* Begin Data to process *

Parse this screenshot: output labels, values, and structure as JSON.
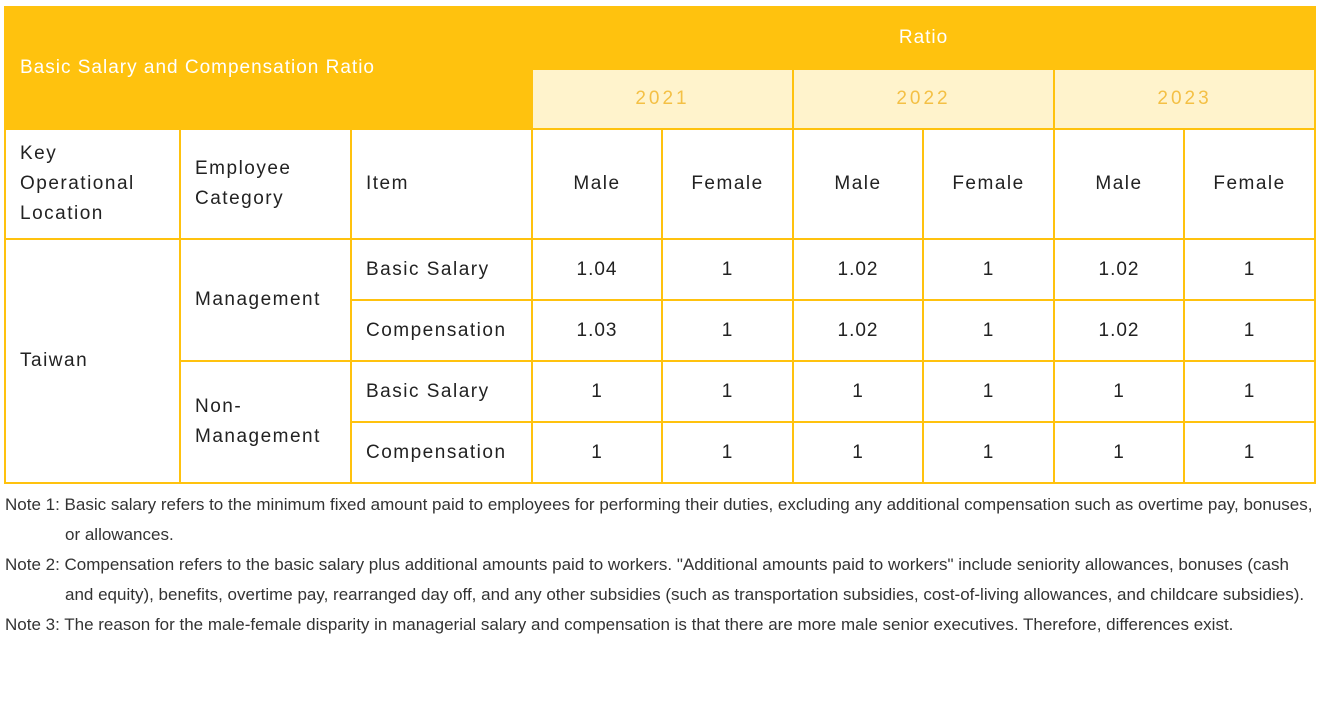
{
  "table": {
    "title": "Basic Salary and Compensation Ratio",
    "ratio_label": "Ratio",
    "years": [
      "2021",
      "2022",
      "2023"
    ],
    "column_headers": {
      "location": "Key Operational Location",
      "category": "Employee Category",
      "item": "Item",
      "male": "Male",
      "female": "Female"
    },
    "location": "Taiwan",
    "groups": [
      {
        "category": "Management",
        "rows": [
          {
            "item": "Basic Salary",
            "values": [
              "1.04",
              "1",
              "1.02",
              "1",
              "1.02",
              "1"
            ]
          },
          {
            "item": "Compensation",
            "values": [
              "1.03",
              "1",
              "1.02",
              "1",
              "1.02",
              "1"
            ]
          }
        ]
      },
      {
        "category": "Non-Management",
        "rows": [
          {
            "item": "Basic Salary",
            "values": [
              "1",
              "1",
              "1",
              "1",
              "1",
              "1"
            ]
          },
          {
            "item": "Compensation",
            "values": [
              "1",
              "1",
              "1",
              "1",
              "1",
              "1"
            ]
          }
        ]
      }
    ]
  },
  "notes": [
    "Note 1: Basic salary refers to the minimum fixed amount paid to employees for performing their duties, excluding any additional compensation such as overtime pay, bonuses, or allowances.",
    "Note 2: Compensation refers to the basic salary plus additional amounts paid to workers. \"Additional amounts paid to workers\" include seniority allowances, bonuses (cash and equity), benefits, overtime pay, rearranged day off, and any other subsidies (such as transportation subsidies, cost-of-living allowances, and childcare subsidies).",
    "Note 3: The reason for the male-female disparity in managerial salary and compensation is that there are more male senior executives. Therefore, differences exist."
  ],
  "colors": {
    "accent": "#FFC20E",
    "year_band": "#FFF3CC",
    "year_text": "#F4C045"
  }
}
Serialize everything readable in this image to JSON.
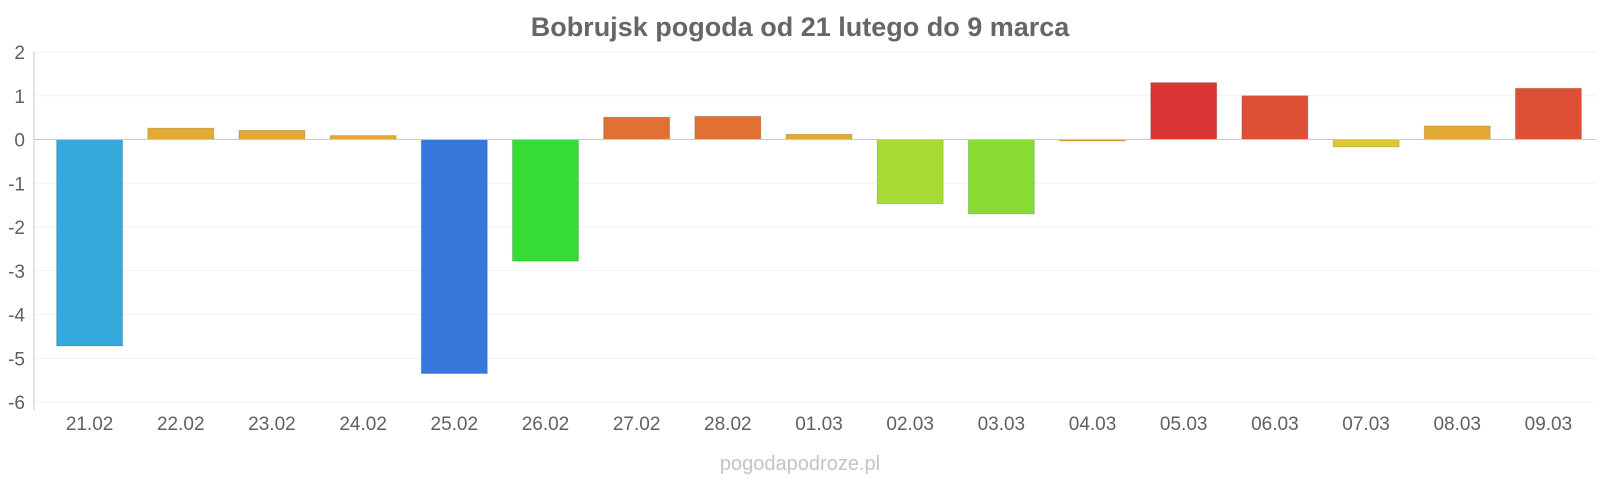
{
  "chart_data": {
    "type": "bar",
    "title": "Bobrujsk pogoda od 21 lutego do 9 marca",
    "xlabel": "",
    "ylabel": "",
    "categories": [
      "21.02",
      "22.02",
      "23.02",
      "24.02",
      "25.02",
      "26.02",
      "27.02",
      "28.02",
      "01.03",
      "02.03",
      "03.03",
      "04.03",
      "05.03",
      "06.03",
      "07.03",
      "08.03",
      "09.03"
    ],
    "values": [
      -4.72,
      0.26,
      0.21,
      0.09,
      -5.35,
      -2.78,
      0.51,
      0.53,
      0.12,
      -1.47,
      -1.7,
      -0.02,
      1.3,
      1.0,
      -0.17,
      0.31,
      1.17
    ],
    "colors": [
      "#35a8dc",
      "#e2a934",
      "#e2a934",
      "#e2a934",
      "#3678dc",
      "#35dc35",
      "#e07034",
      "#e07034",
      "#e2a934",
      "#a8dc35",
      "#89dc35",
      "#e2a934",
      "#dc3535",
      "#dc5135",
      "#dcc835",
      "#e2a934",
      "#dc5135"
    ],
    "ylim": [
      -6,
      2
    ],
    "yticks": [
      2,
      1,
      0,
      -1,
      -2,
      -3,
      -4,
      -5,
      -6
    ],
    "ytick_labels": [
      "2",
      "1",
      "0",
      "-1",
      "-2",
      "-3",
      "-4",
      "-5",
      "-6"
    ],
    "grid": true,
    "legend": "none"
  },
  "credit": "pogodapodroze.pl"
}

* End Data to process *
* Begin Data to process *

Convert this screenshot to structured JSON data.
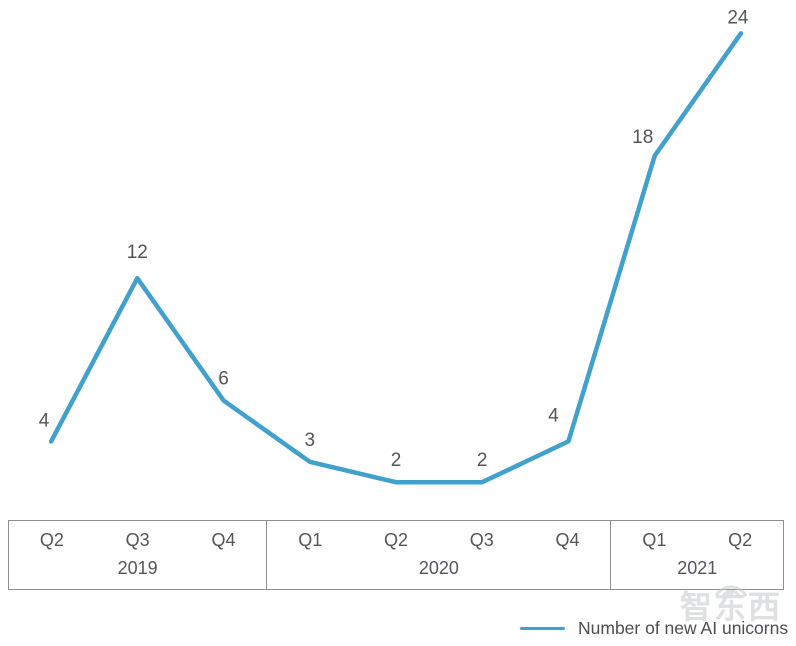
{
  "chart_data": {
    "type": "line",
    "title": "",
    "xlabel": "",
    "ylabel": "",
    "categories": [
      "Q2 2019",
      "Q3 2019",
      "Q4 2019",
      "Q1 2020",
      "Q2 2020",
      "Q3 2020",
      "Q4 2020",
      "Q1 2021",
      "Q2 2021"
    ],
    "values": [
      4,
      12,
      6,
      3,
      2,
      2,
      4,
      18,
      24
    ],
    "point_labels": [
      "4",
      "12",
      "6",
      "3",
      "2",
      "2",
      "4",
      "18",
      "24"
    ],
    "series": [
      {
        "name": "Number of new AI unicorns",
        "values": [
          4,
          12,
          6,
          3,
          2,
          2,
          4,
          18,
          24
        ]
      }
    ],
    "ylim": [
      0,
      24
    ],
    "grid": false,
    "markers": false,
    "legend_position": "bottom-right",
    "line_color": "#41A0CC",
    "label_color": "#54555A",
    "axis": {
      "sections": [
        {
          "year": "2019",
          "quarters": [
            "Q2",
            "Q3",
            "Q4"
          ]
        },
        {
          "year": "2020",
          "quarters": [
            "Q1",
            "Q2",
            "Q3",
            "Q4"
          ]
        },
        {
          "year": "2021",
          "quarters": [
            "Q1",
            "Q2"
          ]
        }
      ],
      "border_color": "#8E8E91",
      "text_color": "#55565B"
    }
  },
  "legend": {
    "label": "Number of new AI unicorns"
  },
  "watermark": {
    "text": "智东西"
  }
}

* End Data to process *

> [Directions for this task]: Look for the word "screenshot" in every line of the listing and copy the lines that have it.

> [Response]:
Parse this screenshot: output labels, values, and structure as JSON.
Convert this screenshot to structured JSON data.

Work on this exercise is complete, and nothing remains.